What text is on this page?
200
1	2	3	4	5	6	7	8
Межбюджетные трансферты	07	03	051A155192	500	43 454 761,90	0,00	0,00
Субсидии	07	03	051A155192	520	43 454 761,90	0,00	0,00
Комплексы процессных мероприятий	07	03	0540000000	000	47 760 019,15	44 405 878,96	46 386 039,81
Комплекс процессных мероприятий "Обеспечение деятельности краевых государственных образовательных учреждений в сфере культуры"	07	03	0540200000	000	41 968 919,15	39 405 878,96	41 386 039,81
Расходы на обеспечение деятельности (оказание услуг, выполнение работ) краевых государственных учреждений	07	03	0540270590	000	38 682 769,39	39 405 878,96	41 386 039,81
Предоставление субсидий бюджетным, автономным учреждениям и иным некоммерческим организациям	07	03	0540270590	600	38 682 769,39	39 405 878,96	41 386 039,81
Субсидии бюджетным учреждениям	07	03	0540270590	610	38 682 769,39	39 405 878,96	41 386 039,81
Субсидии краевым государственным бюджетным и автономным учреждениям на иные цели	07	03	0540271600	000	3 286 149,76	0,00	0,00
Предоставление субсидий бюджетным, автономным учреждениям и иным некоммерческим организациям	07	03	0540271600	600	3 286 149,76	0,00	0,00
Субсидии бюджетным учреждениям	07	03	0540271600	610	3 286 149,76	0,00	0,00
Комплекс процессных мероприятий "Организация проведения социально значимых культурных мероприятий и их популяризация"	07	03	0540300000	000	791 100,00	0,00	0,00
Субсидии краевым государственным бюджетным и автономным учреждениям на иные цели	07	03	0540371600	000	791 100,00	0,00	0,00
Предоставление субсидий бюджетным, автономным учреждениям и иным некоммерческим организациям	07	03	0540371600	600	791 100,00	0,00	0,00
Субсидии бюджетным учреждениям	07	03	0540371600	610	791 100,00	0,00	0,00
────
TASK REQUIREMENTS -> Copy out the data shown above without altering anything.

EXERCISE OUTPUT ->
What text is on this page?
200
1	2	3	4	5	6	7	8
Межбюджетные трансферты	07	03	051A155192	500	43 454 761,90	0,00	0,00
Субсидии	07	03	051A155192	520	43 454 761,90	0,00	0,00
Комплексы процессных мероприятий	07	03	0540000000	000	47 760 019,15	44 405 878,96	46 386 039,81
Комплекс процессных мероприятий "Обеспечение деятельности краевых государственных образовательных учреждений в сфере культуры"	07	03	0540200000	000	41 968 919,15	39 405 878,96	41 386 039,81
Расходы на обеспечение деятельности (оказание услуг, выполнение работ) краевых государственных учреждений	07	03	0540270590	000	38 682 769,39	39 405 878,96	41 386 039,81
Предоставление субсидий бюджетным, автономным учреждениям и иным некоммерческим организациям	07	03	0540270590	600	38 682 769,39	39 405 878,96	41 386 039,81
Субсидии бюджетным учреждениям	07	03	0540270590	610	38 682 769,39	39 405 878,96	41 386 039,81
Субсидии краевым государственным бюджетным и автономным учреждениям на иные цели	07	03	0540271600	000	3 286 149,76	0,00	0,00
Предоставление субсидий бюджетным, автономным учреждениям и иным некоммерческим организациям	07	03	0540271600	600	3 286 149,76	0,00	0,00
Субсидии бюджетным учреждениям	07	03	0540271600	610	3 286 149,76	0,00	0,00
Комплекс процессных мероприятий "Организация проведения социально значимых культурных мероприятий и их популяризация"	07	03	0540300000	000	791 100,00	0,00	0,00
Субсидии краевым государственным бюджетным и автономным учреждениям на иные цели	07	03	0540371600	000	791 100,00	0,00	0,00
Предоставление субсидий бюджетным, автономным учреждениям и иным некоммерческим организациям	07	03	0540371600	600	791 100,00	0,00	0,00
Субсидии бюджетным учреждениям	07	03	0540371600	610	791 100,00	0,00	0,00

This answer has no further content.